(TASK DESCRIPTION):
Copy each line of the records that holds the string "this".

(ENTRIES):
** begin **
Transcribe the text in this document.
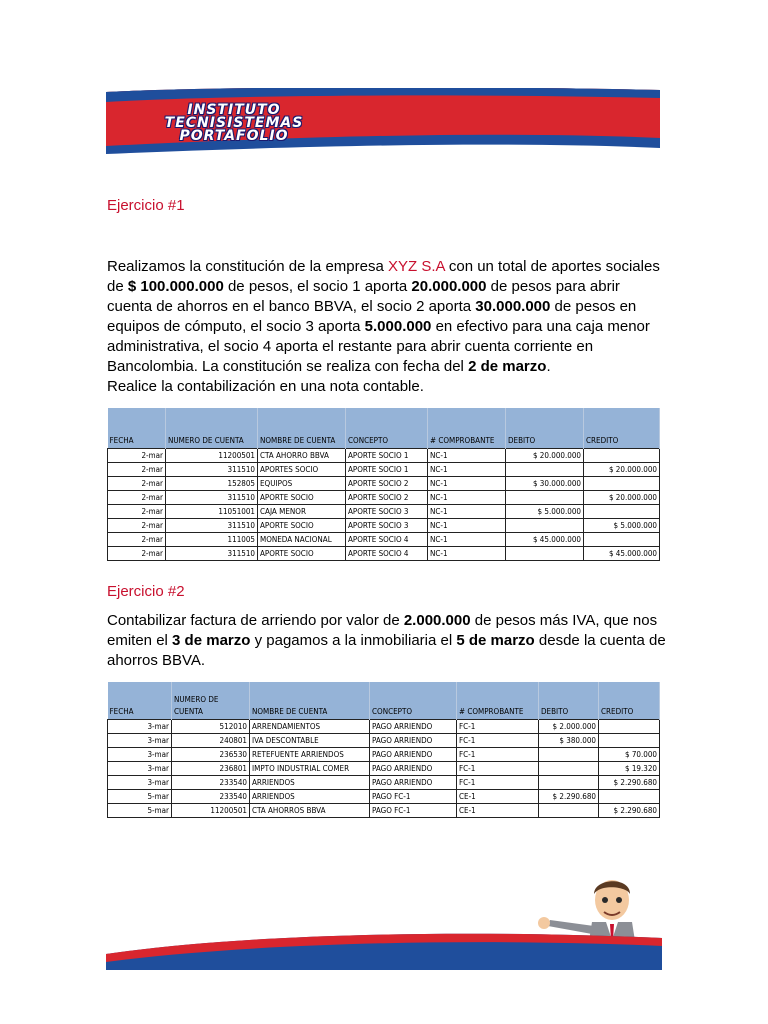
INSTITUTO
TECNISISTEMAS
PORTAFOLIO
Ejercicio #1
Realizamos la constitución de la empresa XYZ S.A con un total de aportes sociales de $ 100.000.000 de pesos, el socio 1 aporta 20.000.000 de pesos para abrir cuenta de ahorros en el banco BBVA, el socio 2 aporta 30.000.000 de pesos en equipos de cómputo, el socio 3 aporta 5.000.000 en efectivo para una caja menor administrativa, el socio 4 aporta el restante para abrir cuenta corriente en Bancolombia. La constitución se realiza con fecha del 2 de marzo.
Realice la contabilización en una nota contable.
FECHA	NUMERO DE CUENTA	NOMBRE DE CUENTA	CONCEPTO	# COMPROBANTE	DEBITO	CREDITO
2-mar	11200501	CTA AHORRO BBVA	APORTE SOCIO 1	NC-1	$ 20.000.000	
2-mar	311510	APORTES SOCIO	APORTE SOCIO 1	NC-1		$ 20.000.000
2-mar	152805	EQUIPOS	APORTE SOCIO 2	NC-1	$ 30.000.000	
2-mar	311510	APORTE SOCIO	APORTE SOCIO 2	NC-1		$ 20.000.000
2-mar	11051001	CAJA MENOR	APORTE SOCIO 3	NC-1	$ 5.000.000	
2-mar	311510	APORTE SOCIO	APORTE SOCIO 3	NC-1		$ 5.000.000
2-mar	111005	MONEDA NACIONAL	APORTE SOCIO 4	NC-1	$ 45.000.000	
2-mar	311510	APORTE SOCIO	APORTE SOCIO 4	NC-1		$ 45.000.000
Ejercicio #2
Contabilizar factura de arriendo por valor de 2.000.000 de pesos más IVA, que nos emiten el 3 de marzo y pagamos a la inmobiliaria el 5 de marzo desde la cuenta de ahorros BBVA.
FECHA	NUMERO DE CUENTA	NOMBRE DE CUENTA	CONCEPTO	# COMPROBANTE	DEBITO	CREDITO
3-mar	512010	ARRENDAMIENTOS	PAGO ARRIENDO	FC-1	$ 2.000.000	
3-mar	240801	IVA DESCONTABLE	PAGO ARRIENDO	FC-1	$ 380.000	
3-mar	236530	RETEFUENTE ARRIENDOS	PAGO ARRIENDO	FC-1		$ 70.000
3-mar	236801	IMPTO INDUSTRIAL COMER	PAGO ARRIENDO	FC-1		$ 19.320
3-mar	233540	ARRIENDOS	PAGO ARRIENDO	FC-1		$ 2.290.680
5-mar	233540	ARRIENDOS	PAGO FC-1	CE-1	$ 2.290.680	
5-mar	11200501	CTA AHORROS BBVA	PAGO FC-1	CE-1		$ 2.290.680
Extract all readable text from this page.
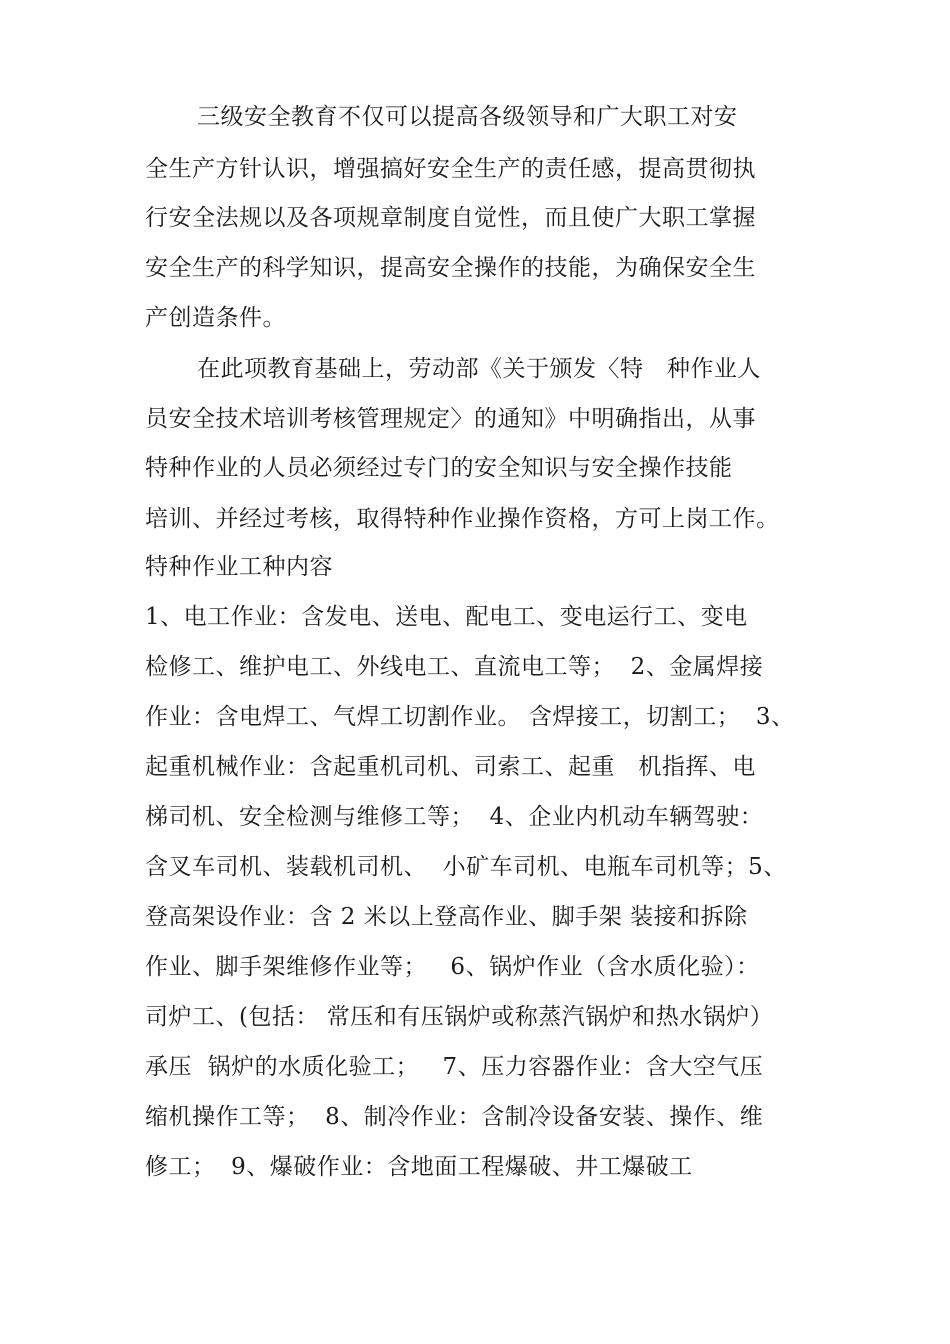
三级安全教育不仅可以提高各级领导和广大职工对安
全生产方针认识，增强搞好安全生产的责任感，提高贯彻执
行安全法规以及各项规章制度自觉性，而且使广大职工掌握
安全生产的科学知识，提高安全操作的技能，为确保安全生
产创造条件。
在此项教育基础上，劳动部《关于颁发〈特   种作业人
员安全技术培训考核管理规定〉的通知》中明确指出，从事
特种作业的人员必须经过专门的安全知识与安全操作技能
培训、并经过考核，取得特种作业操作资格，方可上岗工作。
特种作业工种内容
1、电工作业：含发电、送电、配电工、变电运行工、变电
检修工、维护电工、外线电工、直流电工等；  2、金属焊接
作业：含电焊工、气焊工切割作业。 含焊接工，切割工；  3、
起重机械作业：含起重机司机、司索工、起重   机指挥、电
梯司机、安全检测与维修工等；  4、企业内机动车辆驾驶：
含叉车司机、装载机司机、  小矿车司机、电瓶车司机等；5、
登高架设作业：含 2 米以上登高作业、脚手架 装接和拆除
作业、脚手架维修作业等；   6、锅炉作业（含水质化验）：
司炉工、(包括： 常压和有压锅炉或称蒸汽锅炉和热水锅炉）
承压  锅炉的水质化验工；   7、压力容器作业：含大空气压
缩机操作工等；  8、制冷作业：含制冷设备安装、操作、维
修工；  9、爆破作业：含地面工程爆破、井工爆破工
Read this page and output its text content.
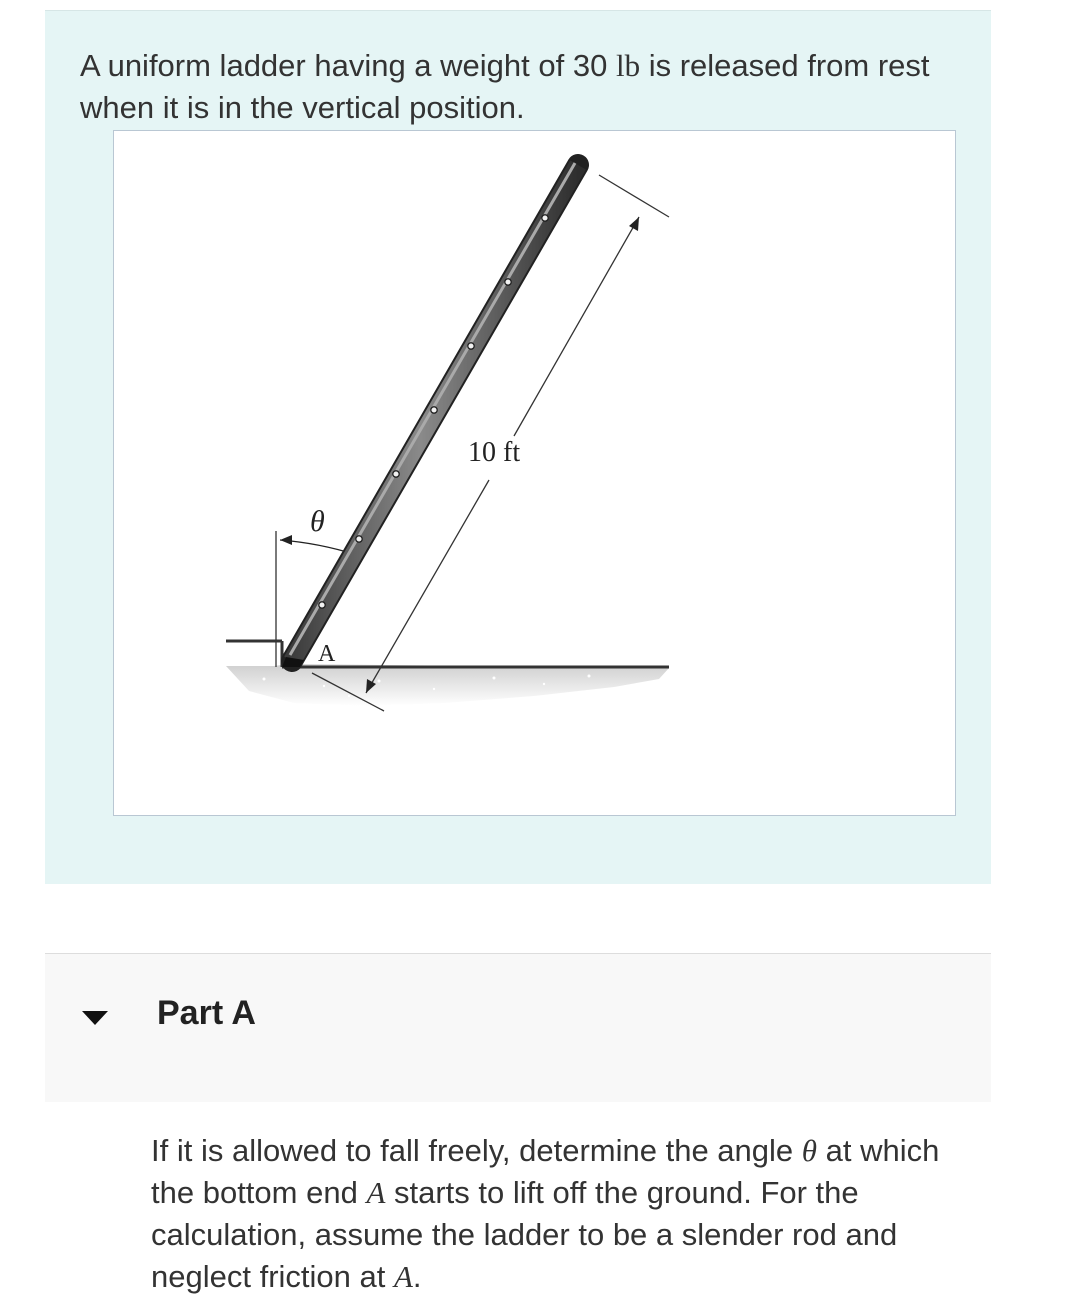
A uniform ladder having a weight of 30 lb is released from rest when it is in the vertical position.
10 ft
θ
A
Part A
If it is allowed to fall freely, determine the angle θ at which the bottom end A starts to lift off the ground. For the calculation, assume the ladder to be a slender rod and neglect friction at A.
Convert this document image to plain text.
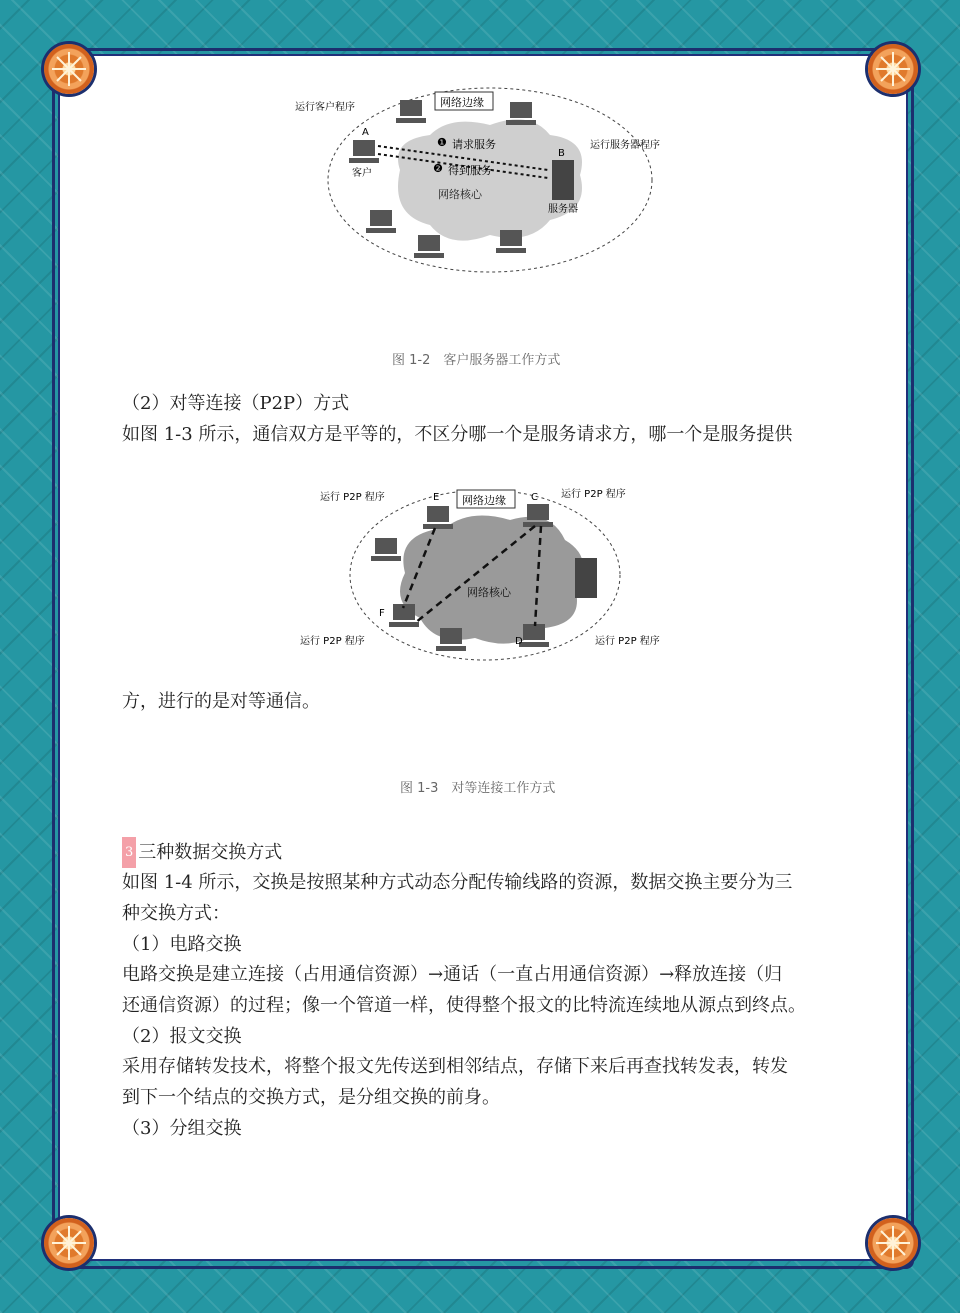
网络边缘
网络核心
运行客户程序
A
客户
B
运行服务器程序
服务器
❶ 请求服务
❷ 得到服务
图 1-2　客户服务器工作方式
（2）对等连接（P2P）方式
如图 1-3 所示，通信双方是平等的，不区分哪一个是服务请求方，哪一个是服务提供
网络边缘
网络核心
运行 P2P 程序	E	C 运行 P2P 程序
F
运行 P2P 程序	D	运行 P2P 程序
方，进行的是对等通信。
图 1-3　对等连接工作方式
3 三种数据交换方式
如图 1-4 所示，交换是按照某种方式动态分配传输线路的资源，数据交换主要分为三
种交换方式：
（1）电路交换
电路交换是建立连接（占用通信资源）→通话（一直占用通信资源）→释放连接（归
还通信资源）的过程；像一个管道一样，使得整个报文的比特流连续地从源点到终点。
（2）报文交换
采用存储转发技术，将整个报文先传送到相邻结点，存储下来后再查找转发表，转发
到下一个结点的交换方式，是分组交换的前身。
（3）分组交换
** end **
(WRITTEN REPLY):
Transcribe the text in this document.
Extract all readable text from this page.
Read this page and output its text content.
Convert this document image to plain text.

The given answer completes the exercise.